### Goal of the exercise
Check each line of the records below and collect those that include the word "background".

### Material provided
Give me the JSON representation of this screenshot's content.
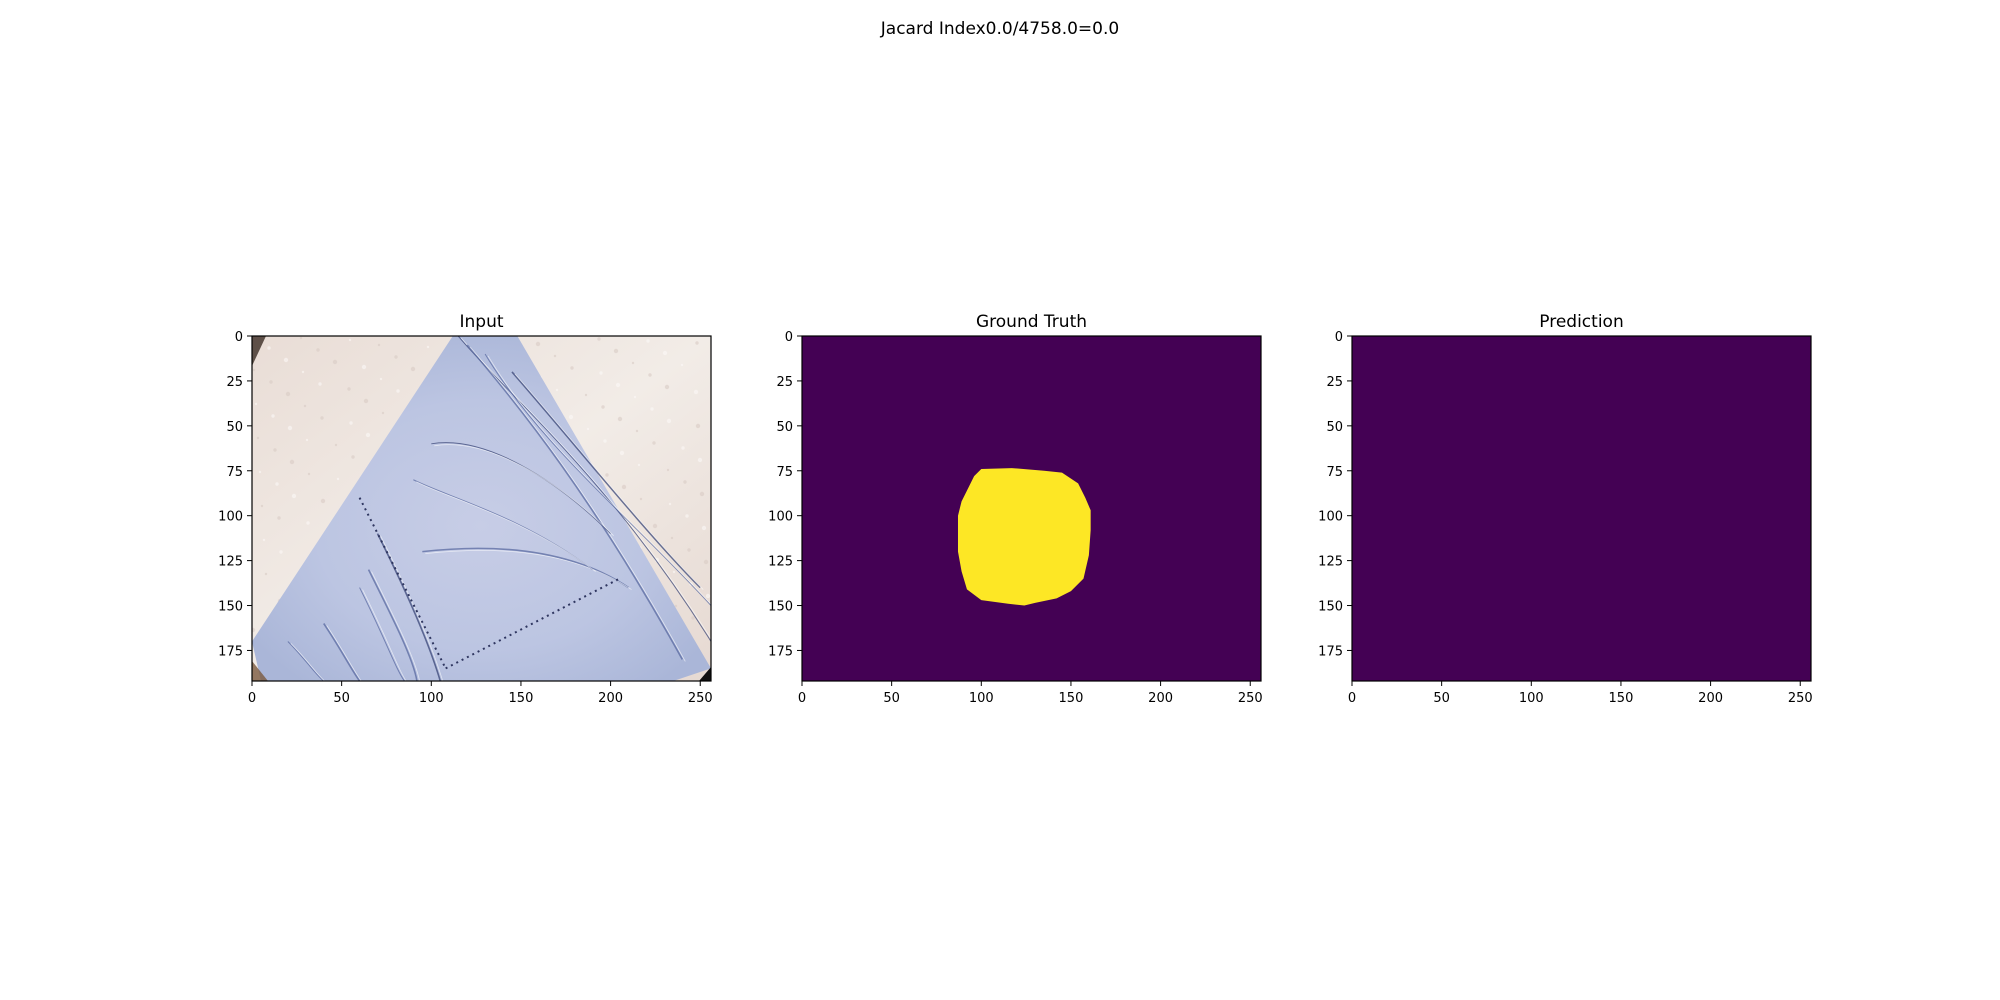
{
  "figure": {
    "suptitle": "Jacard Index0.0/4758.0=0.0"
  },
  "chart_data": [
    {
      "type": "heatmap",
      "title": "Input",
      "content": "rgb image",
      "xlim": [
        0,
        256
      ],
      "ylim": [
        192,
        0
      ],
      "xticks": [
        0,
        50,
        100,
        150,
        200,
        250
      ],
      "yticks": [
        0,
        25,
        50,
        75,
        100,
        125,
        150,
        175
      ]
    },
    {
      "type": "heatmap",
      "title": "Ground Truth",
      "content": "binary mask",
      "xlim": [
        0,
        256
      ],
      "ylim": [
        192,
        0
      ],
      "xticks": [
        0,
        50,
        100,
        150,
        200,
        250
      ],
      "yticks": [
        0,
        25,
        50,
        75,
        100,
        125,
        150,
        175
      ],
      "colormap": {
        "background": "#440154",
        "foreground": "#fde725"
      },
      "region": {
        "label": 1,
        "x_range": [
          87,
          161
        ],
        "y_range": [
          74,
          150
        ],
        "center": [
          123,
          112
        ]
      }
    },
    {
      "type": "heatmap",
      "title": "Prediction",
      "content": "binary mask",
      "xlim": [
        0,
        256
      ],
      "ylim": [
        192,
        0
      ],
      "xticks": [
        0,
        50,
        100,
        150,
        200,
        250
      ],
      "yticks": [
        0,
        25,
        50,
        75,
        100,
        125,
        150,
        175
      ],
      "colormap": {
        "background": "#440154"
      },
      "all_values": 0
    }
  ]
}
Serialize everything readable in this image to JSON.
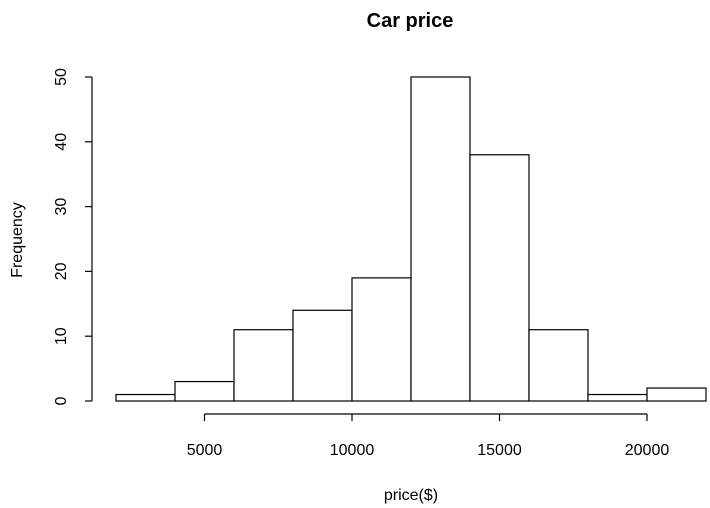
{
  "chart_data": {
    "type": "bar",
    "subtype": "histogram",
    "title": "Car price",
    "xlabel": "price($)",
    "ylabel": "Frequency",
    "bins": [
      {
        "start": 2000,
        "end": 4000,
        "count": 1
      },
      {
        "start": 4000,
        "end": 6000,
        "count": 3
      },
      {
        "start": 6000,
        "end": 8000,
        "count": 11
      },
      {
        "start": 8000,
        "end": 10000,
        "count": 14
      },
      {
        "start": 10000,
        "end": 12000,
        "count": 19
      },
      {
        "start": 12000,
        "end": 14000,
        "count": 50
      },
      {
        "start": 14000,
        "end": 16000,
        "count": 38
      },
      {
        "start": 16000,
        "end": 18000,
        "count": 11
      },
      {
        "start": 18000,
        "end": 20000,
        "count": 1
      },
      {
        "start": 20000,
        "end": 22000,
        "count": 2
      }
    ],
    "xticks": [
      5000,
      10000,
      15000,
      20000
    ],
    "xtick_labels": [
      "5000",
      "10000",
      "15000",
      "20000"
    ],
    "yticks": [
      0,
      10,
      20,
      30,
      40,
      50
    ],
    "ytick_labels": [
      "0",
      "10",
      "20",
      "30",
      "40",
      "50"
    ],
    "xlim": [
      2000,
      22000
    ],
    "ylim": [
      0,
      50
    ],
    "grid": false,
    "colors": {
      "bar_fill": "#ffffff",
      "bar_stroke": "#000000",
      "background": "#ffffff"
    }
  }
}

### Expected output
        "background": "#440154",
        "background": "#440154"
      "background": "#ffffff"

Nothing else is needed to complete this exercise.